> DATASET RECORDS
— Start —

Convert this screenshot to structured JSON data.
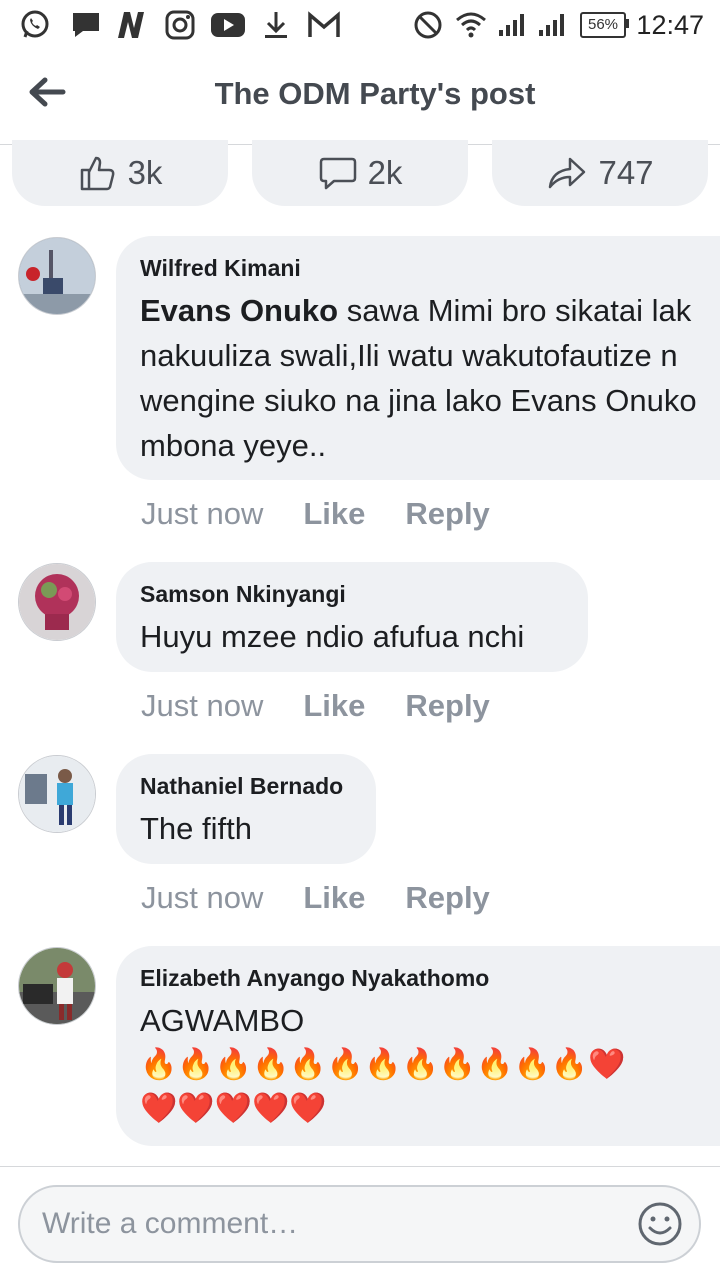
{
  "status_bar": {
    "icons": [
      "whatsapp-icon",
      "message-icon",
      "n-app-icon",
      "instagram-icon",
      "youtube-icon",
      "download-icon",
      "gmail-icon",
      "do-not-disturb-icon",
      "wifi-icon",
      "signal-icon",
      "signal-icon"
    ],
    "battery": "56%",
    "time": "12:47"
  },
  "header": {
    "title": "The ODM Party's post"
  },
  "actions": {
    "likes": "3k",
    "comments": "2k",
    "shares": "747"
  },
  "comments": [
    {
      "author": "Wilfred Kimani",
      "mention": "Evans Onuko",
      "lines": [
        " sawa Mimi bro sikatai lak",
        "nakuuliza swali,Ili watu wakutofautize n",
        "wengine siuko na jina lako Evans Onuko",
        "mbona yeye.."
      ],
      "time": "Just now",
      "like": "Like",
      "reply": "Reply"
    },
    {
      "author": "Samson Nkinyangi",
      "text": "Huyu mzee ndio afufua nchi",
      "time": "Just now",
      "like": "Like",
      "reply": "Reply"
    },
    {
      "author": "Nathaniel Bernado",
      "text": "The fifth",
      "time": "Just now",
      "like": "Like",
      "reply": "Reply"
    },
    {
      "author": "Elizabeth Anyango Nyakathomo",
      "text": "AGWAMBO",
      "emoji_line1": "🔥🔥🔥🔥🔥🔥🔥🔥🔥🔥🔥🔥❤️",
      "emoji_line2": "❤️❤️❤️❤️❤️"
    }
  ],
  "composer": {
    "placeholder": "Write a comment…"
  },
  "colors": {
    "bubble": "#eff1f4",
    "meta": "#8d949e",
    "title": "#444950"
  }
}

— End —

> DESCRIPTION OF THE TASK
Return the whole listing, word for word, and leave out every picture.

> TASK SOLUTION
Convert this screenshot to structured JSON data.
{
  "status_bar": {
    "icons": [
      "whatsapp-icon",
      "message-icon",
      "n-app-icon",
      "instagram-icon",
      "youtube-icon",
      "download-icon",
      "gmail-icon",
      "do-not-disturb-icon",
      "wifi-icon",
      "signal-icon",
      "signal-icon"
    ],
    "battery": "56%",
    "time": "12:47"
  },
  "header": {
    "title": "The ODM Party's post"
  },
  "actions": {
    "likes": "3k",
    "comments": "2k",
    "shares": "747"
  },
  "comments": [
    {
      "author": "Wilfred Kimani",
      "mention": "Evans Onuko",
      "lines": [
        " sawa Mimi bro sikatai lak",
        "nakuuliza swali,Ili watu wakutofautize n",
        "wengine siuko na jina lako Evans Onuko",
        "mbona yeye.."
      ],
      "time": "Just now",
      "like": "Like",
      "reply": "Reply"
    },
    {
      "author": "Samson Nkinyangi",
      "text": "Huyu mzee ndio afufua nchi",
      "time": "Just now",
      "like": "Like",
      "reply": "Reply"
    },
    {
      "author": "Nathaniel Bernado",
      "text": "The fifth",
      "time": "Just now",
      "like": "Like",
      "reply": "Reply"
    },
    {
      "author": "Elizabeth Anyango Nyakathomo",
      "text": "AGWAMBO",
      "emoji_line1": "🔥🔥🔥🔥🔥🔥🔥🔥🔥🔥🔥🔥❤️",
      "emoji_line2": "❤️❤️❤️❤️❤️"
    }
  ],
  "composer": {
    "placeholder": "Write a comment…"
  },
  "colors": {
    "bubble": "#eff1f4",
    "meta": "#8d949e",
    "title": "#444950"
  }
}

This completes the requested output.